* **To do**:
Images appear in the records below; leave them out and repeat everything else exactly.

* **Material supplied**:
-- begin --
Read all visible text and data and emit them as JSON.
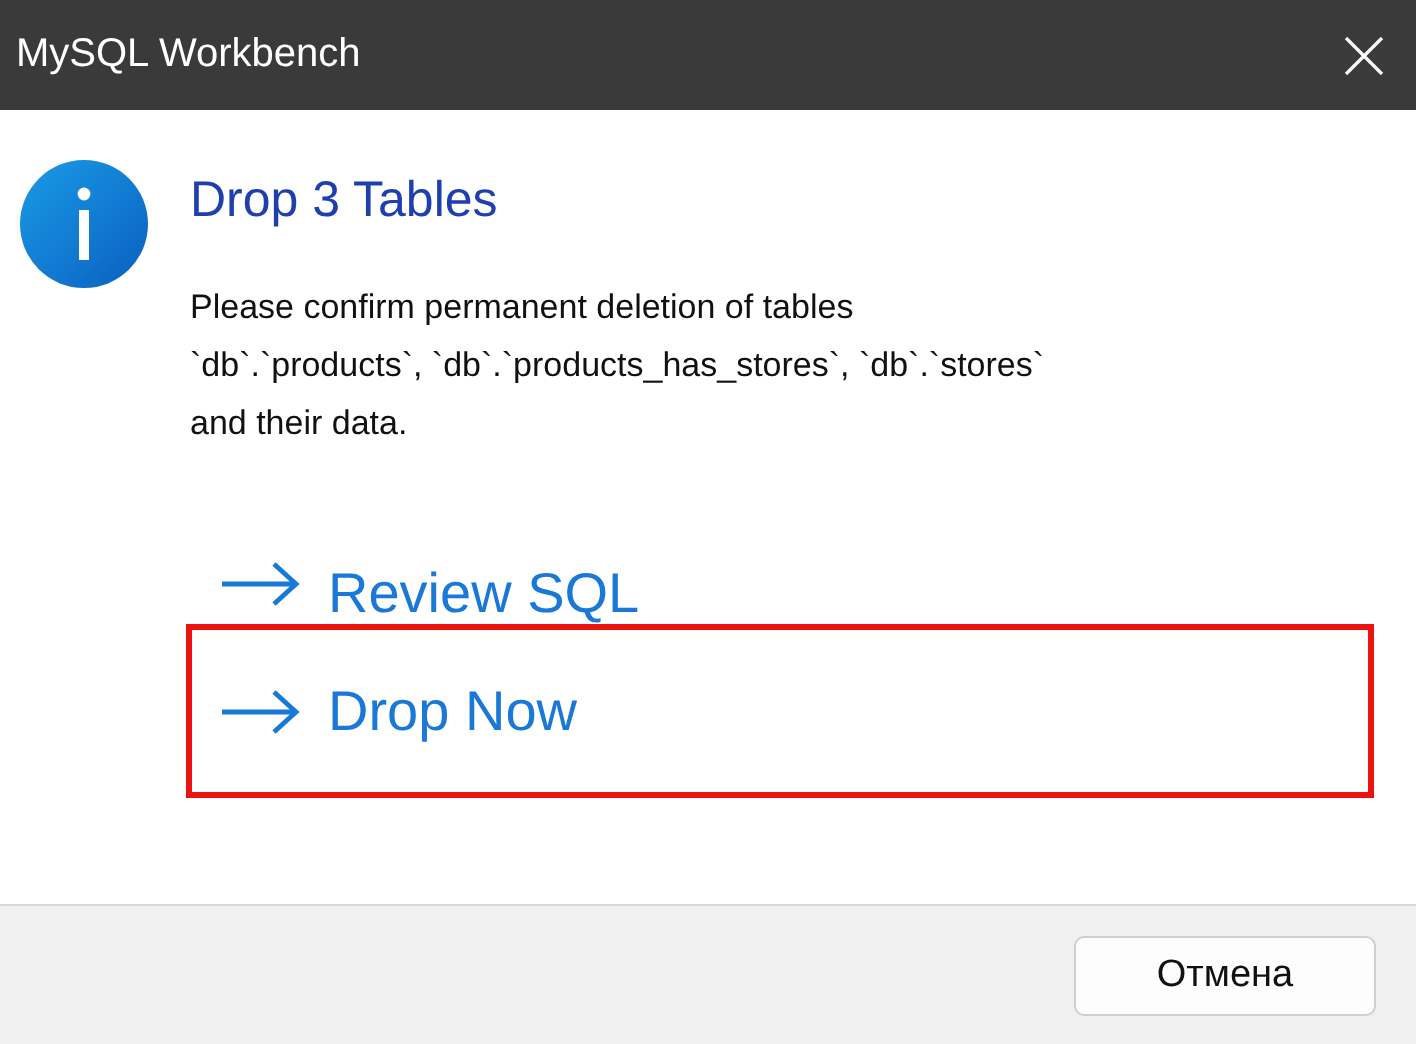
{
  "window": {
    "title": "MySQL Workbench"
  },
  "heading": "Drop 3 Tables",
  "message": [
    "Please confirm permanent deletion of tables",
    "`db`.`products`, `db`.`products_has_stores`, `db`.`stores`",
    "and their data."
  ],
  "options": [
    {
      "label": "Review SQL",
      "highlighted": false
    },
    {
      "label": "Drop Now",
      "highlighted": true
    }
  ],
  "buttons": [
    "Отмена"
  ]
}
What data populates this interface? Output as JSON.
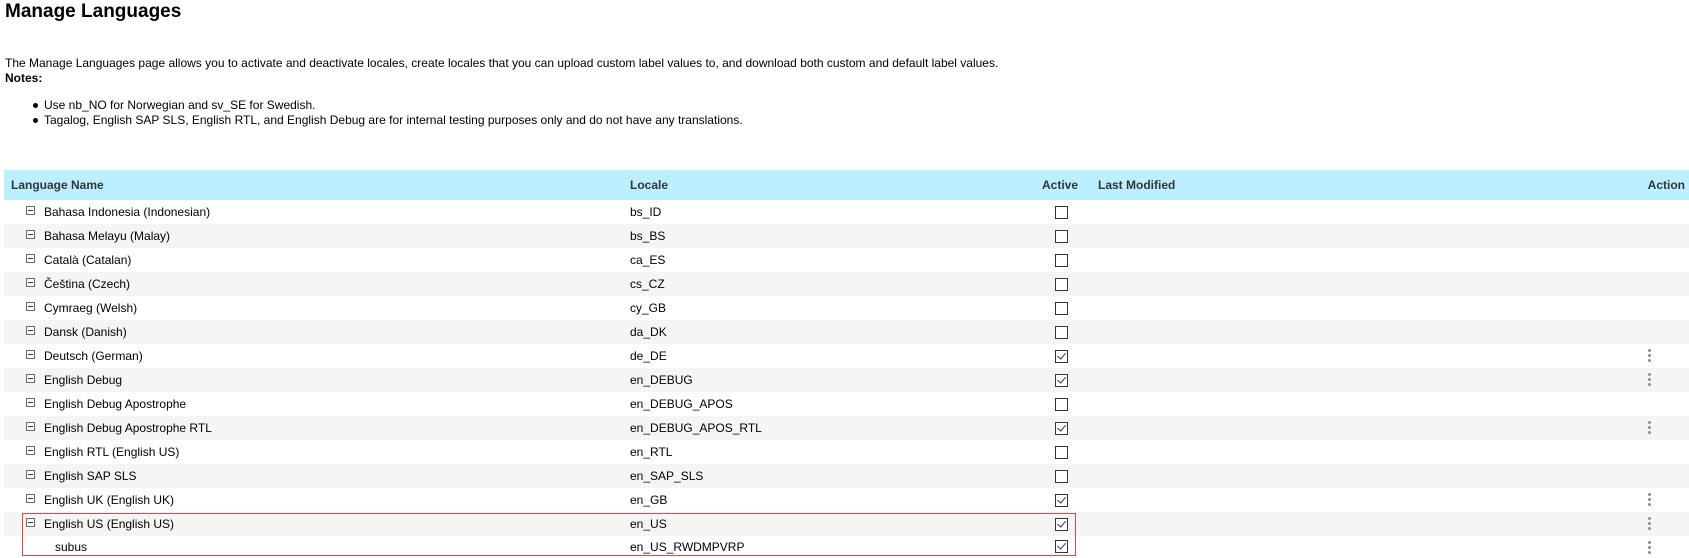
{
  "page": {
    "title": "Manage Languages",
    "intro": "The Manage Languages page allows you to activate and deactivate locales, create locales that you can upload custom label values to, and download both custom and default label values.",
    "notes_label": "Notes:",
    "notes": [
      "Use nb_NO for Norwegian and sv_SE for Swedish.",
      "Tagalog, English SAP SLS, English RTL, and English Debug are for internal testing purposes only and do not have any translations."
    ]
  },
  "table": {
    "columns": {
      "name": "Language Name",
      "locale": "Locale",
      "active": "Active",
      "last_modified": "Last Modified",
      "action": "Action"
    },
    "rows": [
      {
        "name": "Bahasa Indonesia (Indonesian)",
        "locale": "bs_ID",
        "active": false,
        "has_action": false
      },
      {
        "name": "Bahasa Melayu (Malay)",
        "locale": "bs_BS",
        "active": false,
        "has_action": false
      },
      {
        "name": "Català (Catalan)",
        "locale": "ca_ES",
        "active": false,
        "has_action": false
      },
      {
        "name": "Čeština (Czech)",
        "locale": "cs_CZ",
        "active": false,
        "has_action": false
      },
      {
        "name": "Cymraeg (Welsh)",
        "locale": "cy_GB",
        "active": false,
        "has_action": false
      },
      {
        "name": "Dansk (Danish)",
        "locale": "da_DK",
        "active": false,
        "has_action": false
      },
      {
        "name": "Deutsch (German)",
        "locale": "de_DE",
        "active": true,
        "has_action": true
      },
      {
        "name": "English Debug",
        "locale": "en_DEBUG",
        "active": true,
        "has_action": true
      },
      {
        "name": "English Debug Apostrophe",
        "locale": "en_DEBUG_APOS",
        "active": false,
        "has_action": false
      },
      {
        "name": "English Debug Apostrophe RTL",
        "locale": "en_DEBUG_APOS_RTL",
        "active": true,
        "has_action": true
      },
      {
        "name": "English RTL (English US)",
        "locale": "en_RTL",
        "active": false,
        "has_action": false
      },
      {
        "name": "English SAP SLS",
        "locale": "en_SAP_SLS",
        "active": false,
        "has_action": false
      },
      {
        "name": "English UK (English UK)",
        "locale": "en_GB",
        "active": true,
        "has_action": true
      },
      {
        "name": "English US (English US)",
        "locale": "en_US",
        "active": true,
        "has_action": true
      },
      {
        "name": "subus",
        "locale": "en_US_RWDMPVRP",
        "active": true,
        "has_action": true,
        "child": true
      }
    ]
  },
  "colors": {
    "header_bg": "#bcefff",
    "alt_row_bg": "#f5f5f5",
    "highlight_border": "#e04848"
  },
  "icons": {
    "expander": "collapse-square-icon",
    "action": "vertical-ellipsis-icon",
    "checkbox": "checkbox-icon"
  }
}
-- end --
* **Reply to the task**:
Read all visible text and data and emit them as JSON.
{
  "window": {
    "title": "MySQL Workbench"
  },
  "heading": "Drop 3 Tables",
  "message": [
    "Please confirm permanent deletion of tables",
    "`db`.`products`, `db`.`products_has_stores`, `db`.`stores`",
    "and their data."
  ],
  "options": [
    {
      "label": "Review SQL",
      "highlighted": false
    },
    {
      "label": "Drop Now",
      "highlighted": true
    }
  ],
  "buttons": [
    "Отмена"
  ]
}
What data populates this interface? Output as JSON.
{
  "page": {
    "title": "Manage Languages",
    "intro": "The Manage Languages page allows you to activate and deactivate locales, create locales that you can upload custom label values to, and download both custom and default label values.",
    "notes_label": "Notes:",
    "notes": [
      "Use nb_NO for Norwegian and sv_SE for Swedish.",
      "Tagalog, English SAP SLS, English RTL, and English Debug are for internal testing purposes only and do not have any translations."
    ]
  },
  "table": {
    "columns": {
      "name": "Language Name",
      "locale": "Locale",
      "active": "Active",
      "last_modified": "Last Modified",
      "action": "Action"
    },
    "rows": [
      {
        "name": "Bahasa Indonesia (Indonesian)",
        "locale": "bs_ID",
        "active": false,
        "has_action": false
      },
      {
        "name": "Bahasa Melayu (Malay)",
        "locale": "bs_BS",
        "active": false,
        "has_action": false
      },
      {
        "name": "Català (Catalan)",
        "locale": "ca_ES",
        "active": false,
        "has_action": false
      },
      {
        "name": "Čeština (Czech)",
        "locale": "cs_CZ",
        "active": false,
        "has_action": false
      },
      {
        "name": "Cymraeg (Welsh)",
        "locale": "cy_GB",
        "active": false,
        "has_action": false
      },
      {
        "name": "Dansk (Danish)",
        "locale": "da_DK",
        "active": false,
        "has_action": false
      },
      {
        "name": "Deutsch (German)",
        "locale": "de_DE",
        "active": true,
        "has_action": true
      },
      {
        "name": "English Debug",
        "locale": "en_DEBUG",
        "active": true,
        "has_action": true
      },
      {
        "name": "English Debug Apostrophe",
        "locale": "en_DEBUG_APOS",
        "active": false,
        "has_action": false
      },
      {
        "name": "English Debug Apostrophe RTL",
        "locale": "en_DEBUG_APOS_RTL",
        "active": true,
        "has_action": true
      },
      {
        "name": "English RTL (English US)",
        "locale": "en_RTL",
        "active": false,
        "has_action": false
      },
      {
        "name": "English SAP SLS",
        "locale": "en_SAP_SLS",
        "active": false,
        "has_action": false
      },
      {
        "name": "English UK (English UK)",
        "locale": "en_GB",
        "active": true,
        "has_action": true
      },
      {
        "name": "English US (English US)",
        "locale": "en_US",
        "active": true,
        "has_action": true
      },
      {
        "name": "subus",
        "locale": "en_US_RWDMPVRP",
        "active": true,
        "has_action": true,
        "child": true
      }
    ]
  },
  "colors": {
    "header_bg": "#bcefff",
    "alt_row_bg": "#f5f5f5",
    "highlight_border": "#e04848"
  },
  "icons": {
    "expander": "collapse-square-icon",
    "action": "vertical-ellipsis-icon",
    "checkbox": "checkbox-icon"
  }
}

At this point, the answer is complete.